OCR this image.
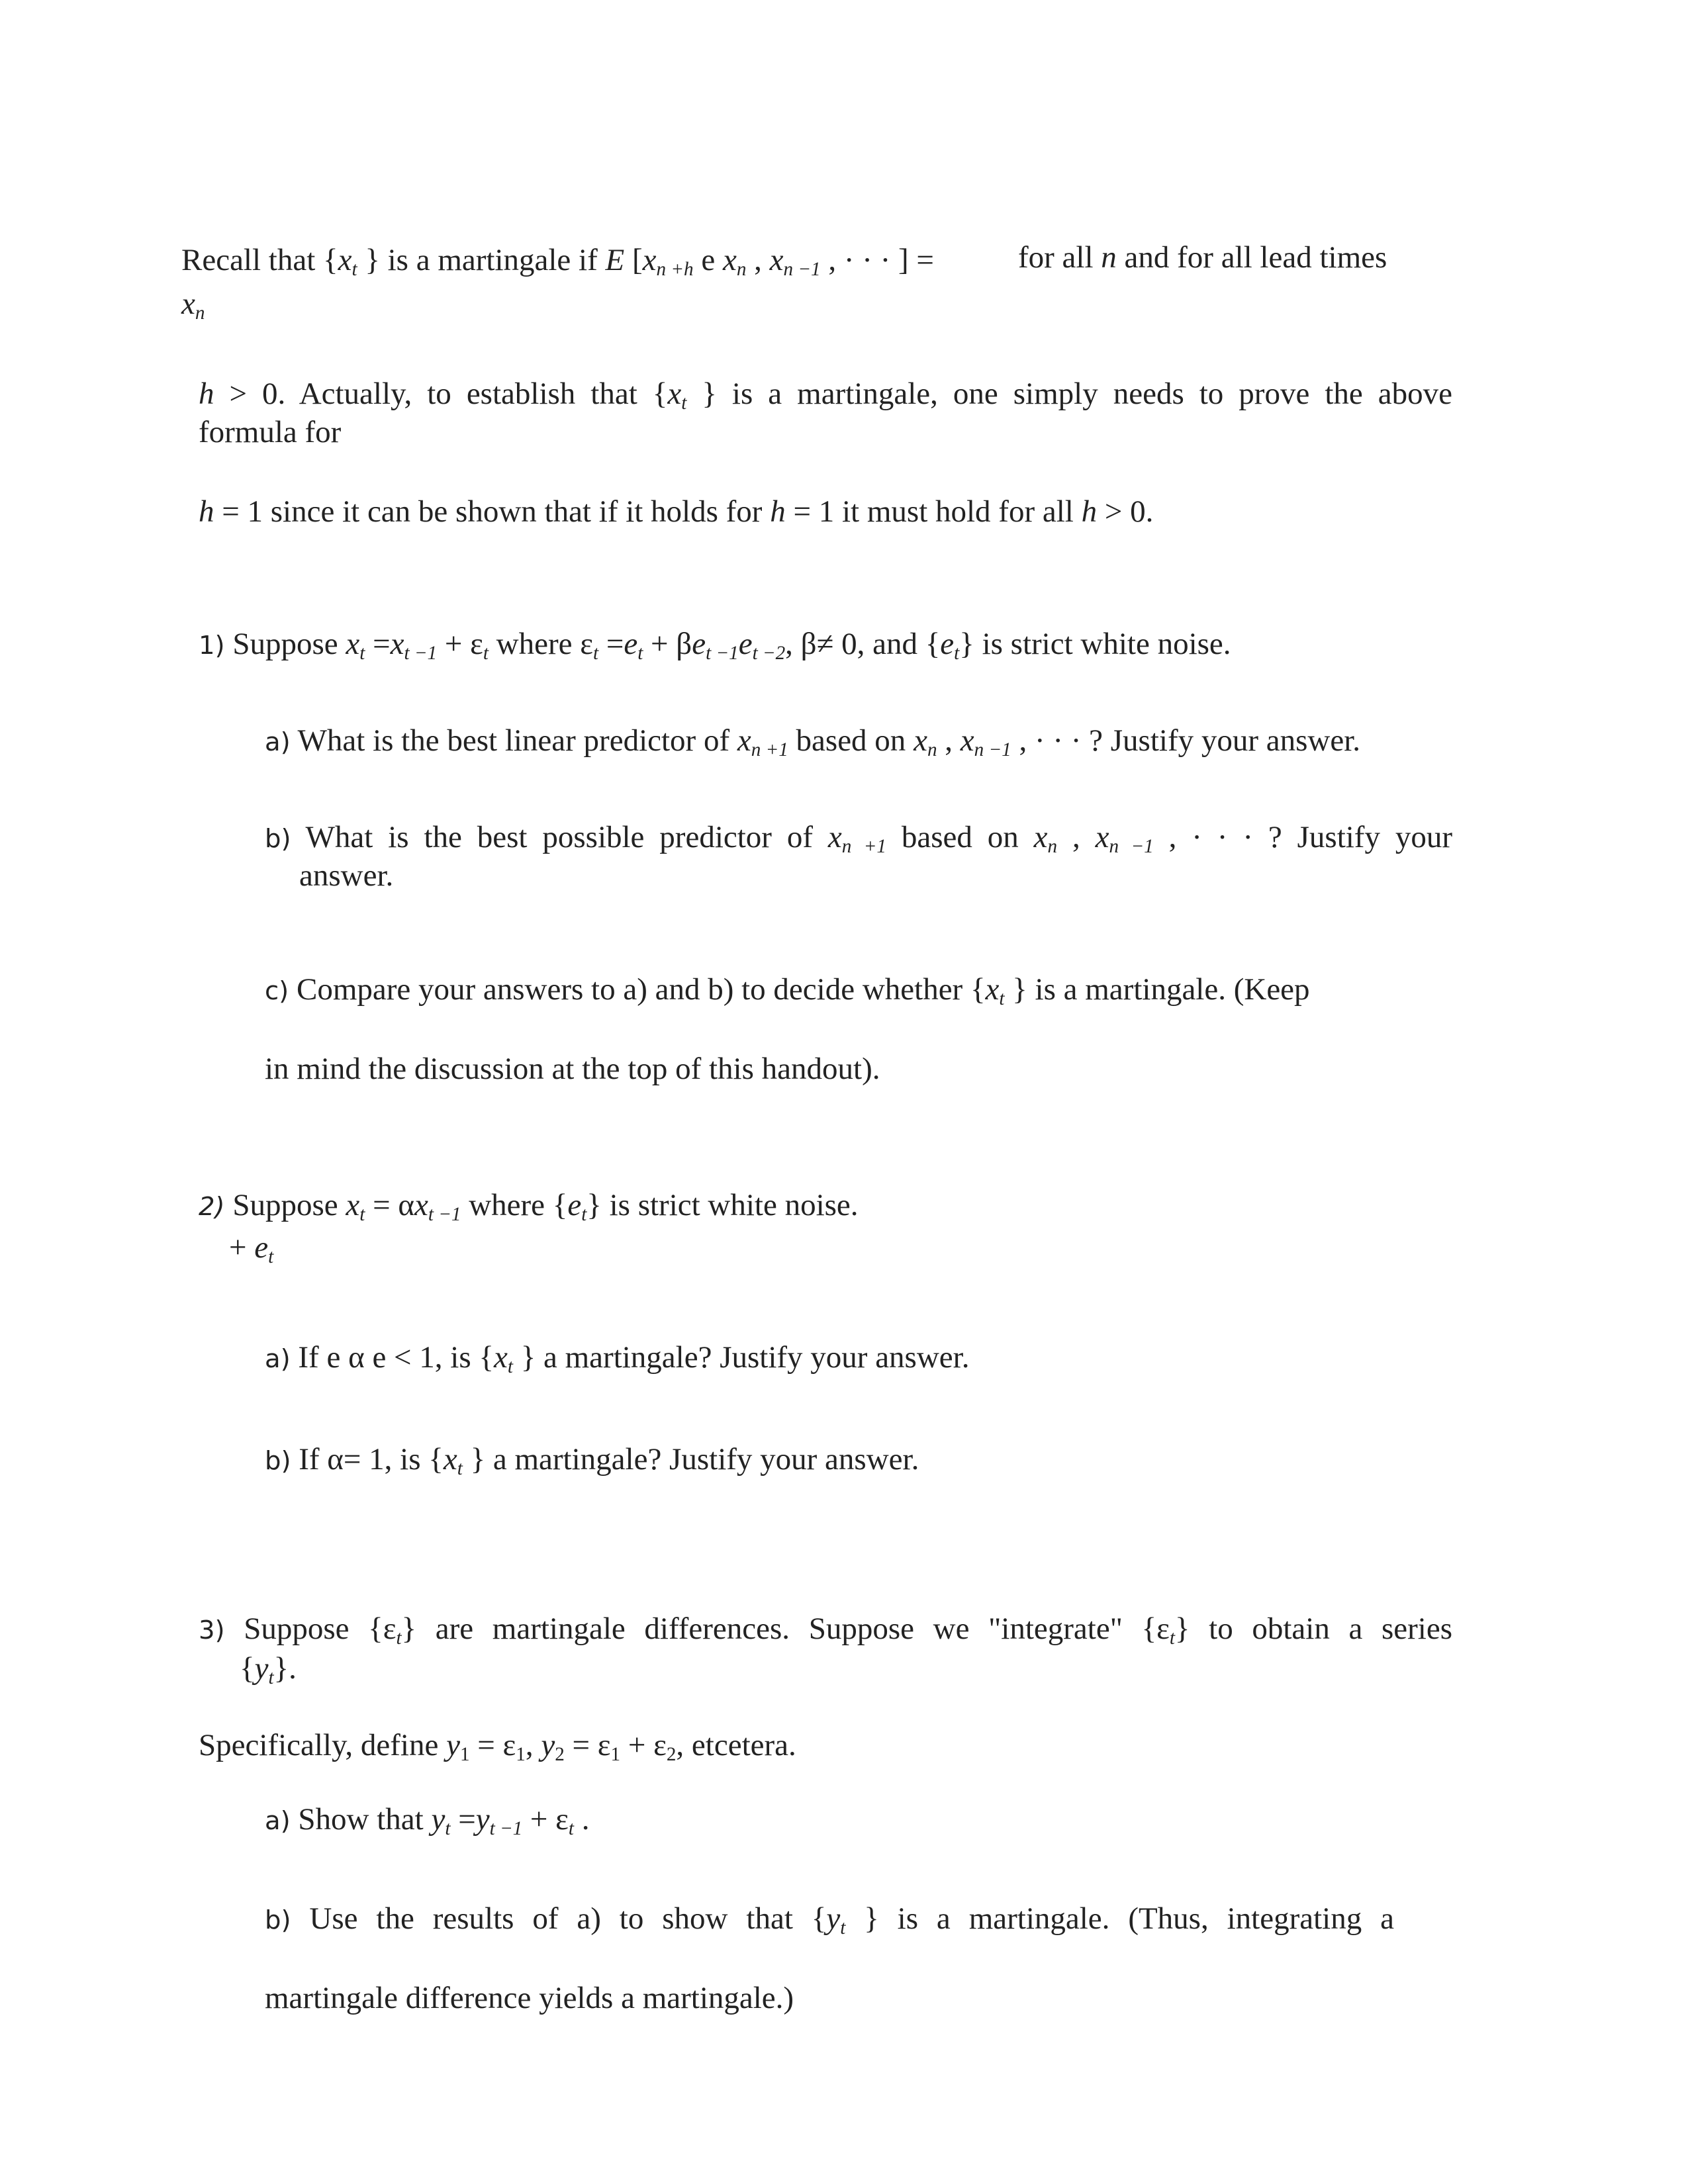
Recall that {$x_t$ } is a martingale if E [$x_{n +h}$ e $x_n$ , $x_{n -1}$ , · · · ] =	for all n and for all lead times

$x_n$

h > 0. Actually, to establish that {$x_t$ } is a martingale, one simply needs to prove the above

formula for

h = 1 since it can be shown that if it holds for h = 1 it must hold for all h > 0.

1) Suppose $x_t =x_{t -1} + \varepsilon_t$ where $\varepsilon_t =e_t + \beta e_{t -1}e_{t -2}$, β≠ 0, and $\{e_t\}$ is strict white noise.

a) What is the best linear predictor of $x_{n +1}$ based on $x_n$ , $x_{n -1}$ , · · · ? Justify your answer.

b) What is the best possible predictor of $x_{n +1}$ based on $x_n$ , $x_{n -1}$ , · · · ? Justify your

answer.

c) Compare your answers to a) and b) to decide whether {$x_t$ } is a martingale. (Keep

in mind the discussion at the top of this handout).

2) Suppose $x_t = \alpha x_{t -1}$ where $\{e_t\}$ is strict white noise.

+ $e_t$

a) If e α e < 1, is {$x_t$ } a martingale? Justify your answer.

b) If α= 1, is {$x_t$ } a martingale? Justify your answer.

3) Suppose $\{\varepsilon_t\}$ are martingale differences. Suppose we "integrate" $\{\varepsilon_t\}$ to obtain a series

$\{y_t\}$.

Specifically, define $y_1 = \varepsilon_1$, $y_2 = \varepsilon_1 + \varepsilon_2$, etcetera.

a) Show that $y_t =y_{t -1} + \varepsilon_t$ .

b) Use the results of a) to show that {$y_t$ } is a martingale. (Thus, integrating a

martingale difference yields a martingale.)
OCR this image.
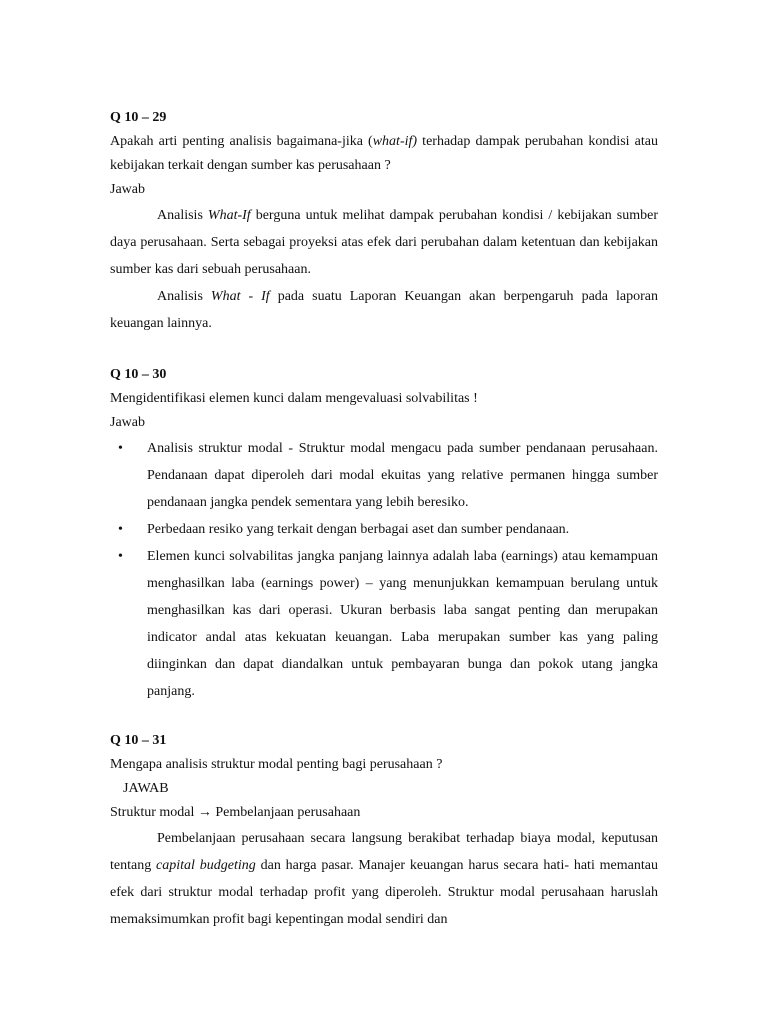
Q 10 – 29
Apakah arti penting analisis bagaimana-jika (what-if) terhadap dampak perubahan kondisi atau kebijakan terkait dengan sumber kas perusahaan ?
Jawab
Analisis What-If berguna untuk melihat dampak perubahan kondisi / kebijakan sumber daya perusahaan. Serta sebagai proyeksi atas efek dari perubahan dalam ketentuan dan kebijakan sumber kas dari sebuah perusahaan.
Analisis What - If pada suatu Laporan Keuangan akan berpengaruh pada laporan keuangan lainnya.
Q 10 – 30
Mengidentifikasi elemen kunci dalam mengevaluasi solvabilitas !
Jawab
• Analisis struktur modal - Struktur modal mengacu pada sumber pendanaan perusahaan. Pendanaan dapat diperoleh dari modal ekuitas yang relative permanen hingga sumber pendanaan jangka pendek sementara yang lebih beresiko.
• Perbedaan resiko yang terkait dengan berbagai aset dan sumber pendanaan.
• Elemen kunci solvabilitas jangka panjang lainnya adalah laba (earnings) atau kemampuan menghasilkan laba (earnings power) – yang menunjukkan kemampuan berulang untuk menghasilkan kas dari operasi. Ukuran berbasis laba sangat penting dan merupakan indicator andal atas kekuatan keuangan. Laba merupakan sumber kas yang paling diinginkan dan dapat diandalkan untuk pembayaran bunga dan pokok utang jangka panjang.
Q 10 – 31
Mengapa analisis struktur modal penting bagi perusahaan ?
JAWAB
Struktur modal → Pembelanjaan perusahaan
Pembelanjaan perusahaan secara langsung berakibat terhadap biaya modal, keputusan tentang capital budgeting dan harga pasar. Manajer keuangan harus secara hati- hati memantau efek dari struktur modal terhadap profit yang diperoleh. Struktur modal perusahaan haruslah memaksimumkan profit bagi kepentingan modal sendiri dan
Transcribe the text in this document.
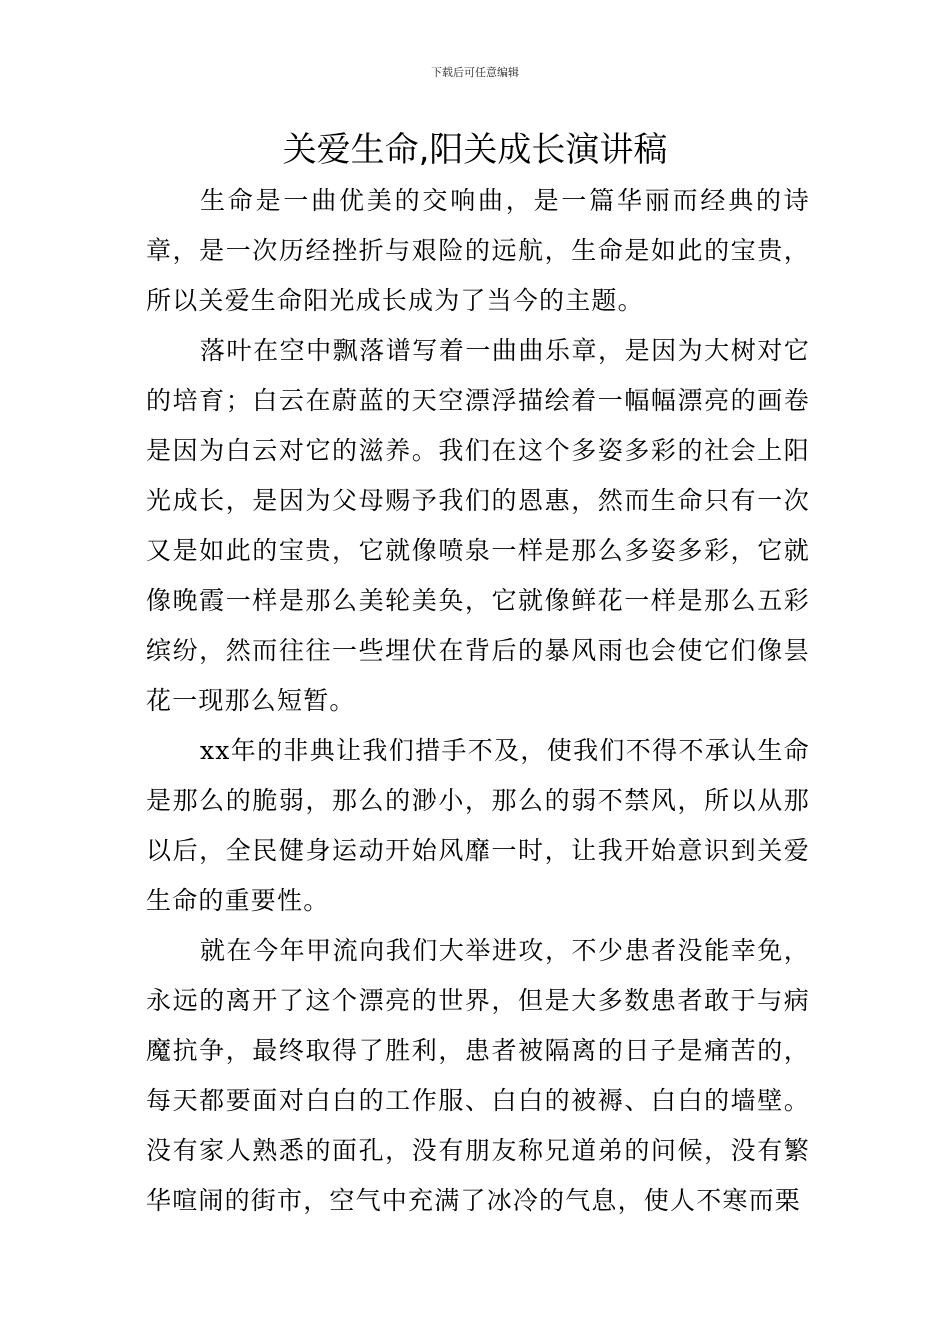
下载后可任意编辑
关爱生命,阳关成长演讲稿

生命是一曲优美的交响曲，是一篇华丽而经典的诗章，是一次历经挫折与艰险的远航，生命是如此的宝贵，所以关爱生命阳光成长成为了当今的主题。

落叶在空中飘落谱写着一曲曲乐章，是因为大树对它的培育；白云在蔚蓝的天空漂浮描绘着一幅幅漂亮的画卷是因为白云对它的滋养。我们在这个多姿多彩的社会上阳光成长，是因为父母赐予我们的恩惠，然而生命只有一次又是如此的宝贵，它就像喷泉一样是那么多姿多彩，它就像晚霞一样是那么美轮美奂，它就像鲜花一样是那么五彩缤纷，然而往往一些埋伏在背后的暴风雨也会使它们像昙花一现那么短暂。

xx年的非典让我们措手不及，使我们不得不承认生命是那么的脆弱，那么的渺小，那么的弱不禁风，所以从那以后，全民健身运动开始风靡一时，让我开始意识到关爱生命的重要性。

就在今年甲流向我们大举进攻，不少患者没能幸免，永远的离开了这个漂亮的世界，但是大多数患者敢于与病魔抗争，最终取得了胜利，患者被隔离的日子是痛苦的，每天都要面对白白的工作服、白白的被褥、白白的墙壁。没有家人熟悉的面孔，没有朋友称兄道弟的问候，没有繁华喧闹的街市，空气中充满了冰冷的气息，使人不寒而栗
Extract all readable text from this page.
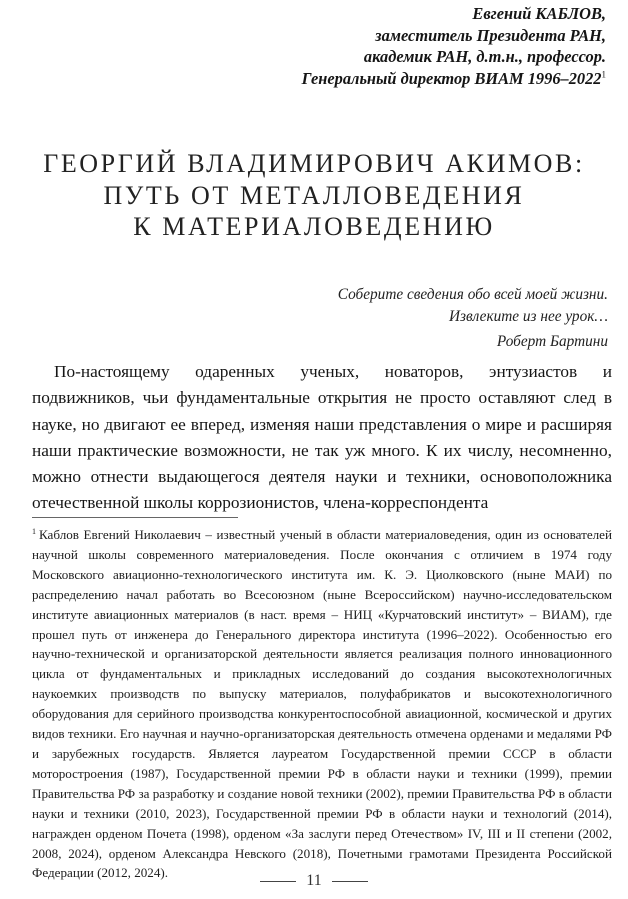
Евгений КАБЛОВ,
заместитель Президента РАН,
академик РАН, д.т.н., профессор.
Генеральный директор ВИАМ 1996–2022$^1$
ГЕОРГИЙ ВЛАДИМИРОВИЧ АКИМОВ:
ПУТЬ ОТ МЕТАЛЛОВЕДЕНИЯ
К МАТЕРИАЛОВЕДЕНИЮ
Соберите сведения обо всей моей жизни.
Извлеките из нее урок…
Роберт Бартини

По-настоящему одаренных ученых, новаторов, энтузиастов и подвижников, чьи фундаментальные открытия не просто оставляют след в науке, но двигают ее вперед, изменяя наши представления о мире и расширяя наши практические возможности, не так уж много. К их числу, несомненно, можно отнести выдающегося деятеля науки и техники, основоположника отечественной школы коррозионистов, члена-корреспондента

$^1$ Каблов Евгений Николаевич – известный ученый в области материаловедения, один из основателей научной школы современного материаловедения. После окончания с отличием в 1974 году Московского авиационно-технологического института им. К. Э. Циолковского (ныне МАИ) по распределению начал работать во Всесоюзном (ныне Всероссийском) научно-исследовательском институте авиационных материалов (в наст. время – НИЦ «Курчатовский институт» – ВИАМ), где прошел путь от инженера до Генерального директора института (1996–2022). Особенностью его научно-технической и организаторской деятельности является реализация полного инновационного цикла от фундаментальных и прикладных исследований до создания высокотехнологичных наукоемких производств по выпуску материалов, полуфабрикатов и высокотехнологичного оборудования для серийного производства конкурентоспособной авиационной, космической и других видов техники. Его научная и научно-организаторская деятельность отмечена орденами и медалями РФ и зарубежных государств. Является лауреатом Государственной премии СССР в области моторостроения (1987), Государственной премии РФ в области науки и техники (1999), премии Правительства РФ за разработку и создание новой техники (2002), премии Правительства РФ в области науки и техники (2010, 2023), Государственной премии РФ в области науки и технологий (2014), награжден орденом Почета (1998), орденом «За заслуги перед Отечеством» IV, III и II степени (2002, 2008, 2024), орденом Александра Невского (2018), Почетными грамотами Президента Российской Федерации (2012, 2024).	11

▬▬▬

## Work instructions
Show the lines of the data that hold the word "this".

## Output
OCR this image.
in mind the discussion at the top of this handout).
OCR this image.
Transcribe the text in this document.
Extract all readable text from this page.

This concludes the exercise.